[BEGIN Raw records]

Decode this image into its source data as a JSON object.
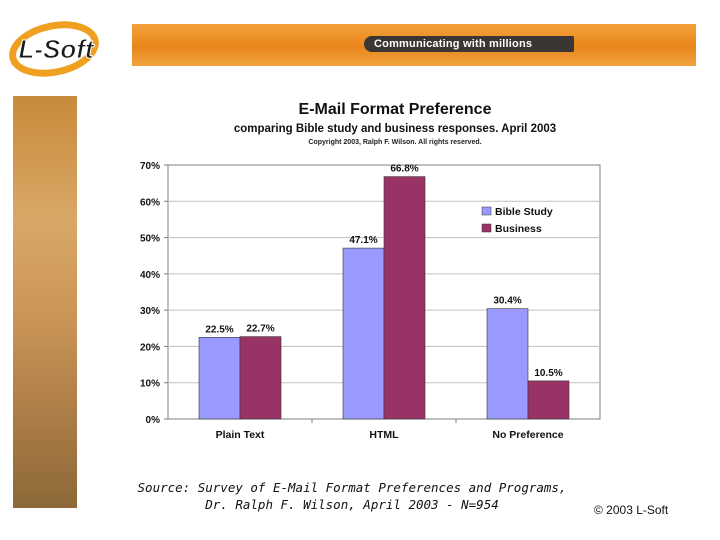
{
  "header": {
    "logo_text": "L-Soft",
    "tagline": "Communicating with millions"
  },
  "chart_data": {
    "type": "bar",
    "title": "E-Mail Format Preference",
    "subtitle": "comparing Bible study and business responses. April 2003",
    "note": "Copyright 2003, Ralph F. Wilson. All rights reserved.",
    "categories": [
      "Plain Text",
      "HTML",
      "No Preference"
    ],
    "series": [
      {
        "name": "Bible Study",
        "values": [
          22.5,
          47.1,
          30.4
        ],
        "labels": [
          "22.5%",
          "47.1%",
          "30.4%"
        ],
        "color": "#9999ff"
      },
      {
        "name": "Business",
        "values": [
          22.7,
          66.8,
          10.5
        ],
        "labels": [
          "22.7%",
          "66.8%",
          "10.5%"
        ],
        "color": "#993366"
      }
    ],
    "ylim": [
      0,
      70
    ],
    "yticks": [
      "0%",
      "10%",
      "20%",
      "30%",
      "40%",
      "50%",
      "60%",
      "70%"
    ],
    "legend": "right",
    "grid": true
  },
  "footer": {
    "source_line1": "Source: Survey of E-Mail Format Preferences and Programs,",
    "source_line2": "Dr. Ralph F. Wilson, April 2003 - N=954",
    "copyright": "© 2003 L-Soft"
  }
}
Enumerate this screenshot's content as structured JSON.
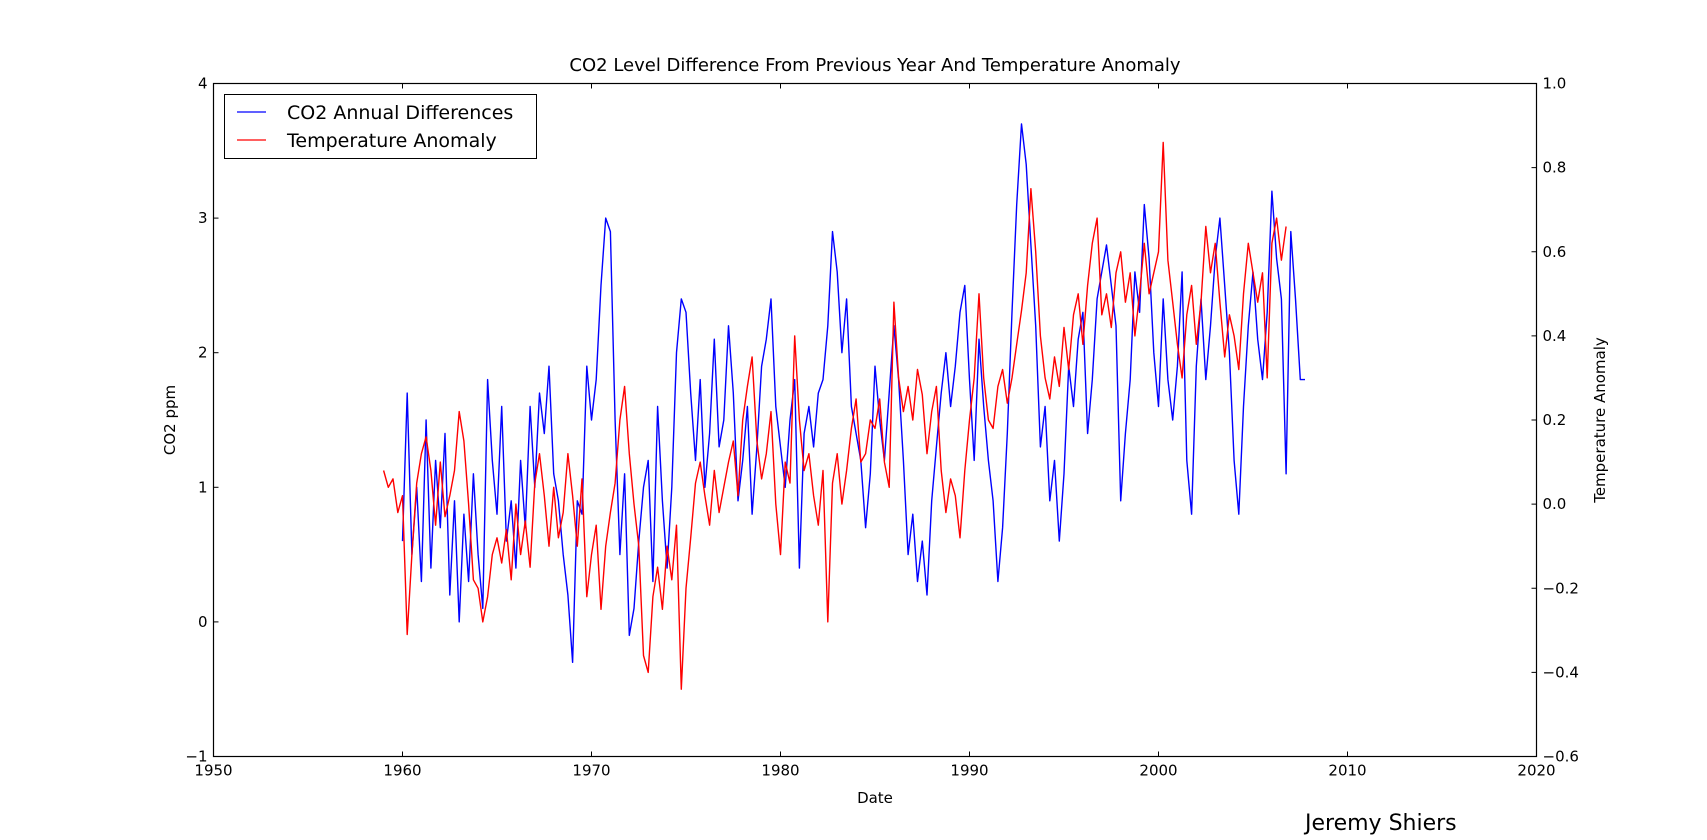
{
  "chart_data": {
    "type": "line",
    "title": "CO2 Level Difference From Previous Year And Temperature Anomaly",
    "xlabel": "Date",
    "ylabel": "CO2 ppm",
    "ylabel_right": "Temperature Anomaly",
    "xlim": [
      1950,
      2020
    ],
    "ylim": [
      -1,
      4
    ],
    "ylim_right": [
      -0.6,
      1.0
    ],
    "xticks": [
      "1950",
      "1960",
      "1970",
      "1980",
      "1990",
      "2000",
      "2010",
      "2020"
    ],
    "yticks": [
      "−1",
      "0",
      "1",
      "2",
      "3",
      "4"
    ],
    "yticks_right": [
      "−0.6",
      "−0.4",
      "−0.2",
      "0.0",
      "0.2",
      "0.4",
      "0.6",
      "0.8",
      "1.0"
    ],
    "grid": false,
    "legend_position": "top-left",
    "footer": "Jeremy Shiers",
    "series": [
      {
        "name": "CO2 Annual Differences",
        "axis": "left",
        "color": "#0000ff",
        "x_start": 1960.0,
        "x_step": 0.25,
        "values": [
          0.6,
          1.7,
          0.5,
          1.0,
          0.3,
          1.5,
          0.4,
          1.2,
          0.7,
          1.4,
          0.2,
          0.9,
          0.0,
          0.8,
          0.3,
          1.1,
          0.5,
          0.1,
          1.8,
          1.2,
          0.8,
          1.6,
          0.6,
          0.9,
          0.4,
          1.2,
          0.7,
          1.6,
          1.0,
          1.7,
          1.4,
          1.9,
          1.1,
          0.9,
          0.5,
          0.2,
          -0.3,
          0.9,
          0.8,
          1.9,
          1.5,
          1.8,
          2.5,
          3.0,
          2.9,
          1.5,
          0.5,
          1.1,
          -0.1,
          0.1,
          0.6,
          1.0,
          1.2,
          0.3,
          1.6,
          0.9,
          0.4,
          1.0,
          2.0,
          2.4,
          2.3,
          1.7,
          1.2,
          1.8,
          1.0,
          1.4,
          2.1,
          1.3,
          1.5,
          2.2,
          1.7,
          0.9,
          1.2,
          1.6,
          0.8,
          1.3,
          1.9,
          2.1,
          2.4,
          1.6,
          1.3,
          1.0,
          1.5,
          1.8,
          0.4,
          1.4,
          1.6,
          1.3,
          1.7,
          1.8,
          2.2,
          2.9,
          2.6,
          2.0,
          2.4,
          1.6,
          1.4,
          1.2,
          0.7,
          1.1,
          1.9,
          1.5,
          1.2,
          1.7,
          2.2,
          1.8,
          1.2,
          0.5,
          0.8,
          0.3,
          0.6,
          0.2,
          0.9,
          1.3,
          1.7,
          2.0,
          1.6,
          1.9,
          2.3,
          2.5,
          1.8,
          1.2,
          2.1,
          1.6,
          1.2,
          0.9,
          0.3,
          0.7,
          1.4,
          2.3,
          3.1,
          3.7,
          3.4,
          2.8,
          2.2,
          1.3,
          1.6,
          0.9,
          1.2,
          0.6,
          1.1,
          1.9,
          1.6,
          2.1,
          2.3,
          1.4,
          1.8,
          2.4,
          2.6,
          2.8,
          2.5,
          2.2,
          0.9,
          1.4,
          1.8,
          2.6,
          2.3,
          3.1,
          2.7,
          2.0,
          1.6,
          2.4,
          1.8,
          1.5,
          1.9,
          2.6,
          1.2,
          0.8,
          1.9,
          2.4,
          1.8,
          2.2,
          2.7,
          3.0,
          2.5,
          2.0,
          1.2,
          0.8,
          1.6,
          2.2,
          2.6,
          2.1,
          1.8,
          2.3,
          3.2,
          2.7,
          2.4,
          1.1,
          2.9,
          2.4,
          1.8,
          1.8
        ]
      },
      {
        "name": "Temperature Anomaly",
        "axis": "right",
        "color": "#ff0000",
        "x_start": 1959.0,
        "x_step": 0.25,
        "values": [
          0.08,
          0.04,
          0.06,
          -0.02,
          0.02,
          -0.31,
          -0.12,
          0.05,
          0.12,
          0.16,
          0.08,
          -0.05,
          0.1,
          -0.03,
          0.02,
          0.08,
          0.22,
          0.15,
          0.0,
          -0.18,
          -0.2,
          -0.28,
          -0.22,
          -0.12,
          -0.08,
          -0.14,
          -0.06,
          -0.18,
          0.0,
          -0.12,
          -0.04,
          -0.15,
          0.05,
          0.12,
          0.02,
          -0.1,
          0.04,
          -0.08,
          -0.02,
          0.12,
          0.02,
          -0.1,
          0.06,
          -0.22,
          -0.12,
          -0.05,
          -0.25,
          -0.1,
          -0.02,
          0.05,
          0.2,
          0.28,
          0.12,
          0.0,
          -0.1,
          -0.36,
          -0.4,
          -0.22,
          -0.15,
          -0.25,
          -0.1,
          -0.18,
          -0.05,
          -0.44,
          -0.2,
          -0.08,
          0.05,
          0.1,
          0.02,
          -0.05,
          0.08,
          -0.02,
          0.04,
          0.1,
          0.15,
          0.02,
          0.2,
          0.28,
          0.35,
          0.15,
          0.06,
          0.12,
          0.22,
          0.0,
          -0.12,
          0.1,
          0.05,
          0.4,
          0.2,
          0.08,
          0.12,
          0.02,
          -0.05,
          0.08,
          -0.28,
          0.05,
          0.12,
          0.0,
          0.08,
          0.18,
          0.25,
          0.1,
          0.12,
          0.2,
          0.18,
          0.25,
          0.1,
          0.04,
          0.48,
          0.3,
          0.22,
          0.28,
          0.2,
          0.32,
          0.26,
          0.12,
          0.22,
          0.28,
          0.08,
          -0.02,
          0.06,
          0.02,
          -0.08,
          0.08,
          0.2,
          0.3,
          0.5,
          0.3,
          0.2,
          0.18,
          0.28,
          0.32,
          0.24,
          0.3,
          0.38,
          0.46,
          0.55,
          0.75,
          0.6,
          0.4,
          0.3,
          0.25,
          0.35,
          0.28,
          0.42,
          0.32,
          0.45,
          0.5,
          0.38,
          0.52,
          0.62,
          0.68,
          0.45,
          0.5,
          0.42,
          0.55,
          0.6,
          0.48,
          0.55,
          0.4,
          0.5,
          0.62,
          0.5,
          0.55,
          0.6,
          0.86,
          0.58,
          0.48,
          0.38,
          0.3,
          0.45,
          0.52,
          0.38,
          0.48,
          0.66,
          0.55,
          0.62,
          0.48,
          0.35,
          0.45,
          0.4,
          0.32,
          0.5,
          0.62,
          0.55,
          0.48,
          0.55,
          0.3,
          0.62,
          0.68,
          0.58,
          0.66
        ]
      }
    ]
  }
}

[END Raw records]

■ What to work on
Pull out all lines from the entries above in which the word "Soft" appears.

■ Solution to this task
    "logo_text": "L-Soft",
    "copyright": "© 2003 L-Soft"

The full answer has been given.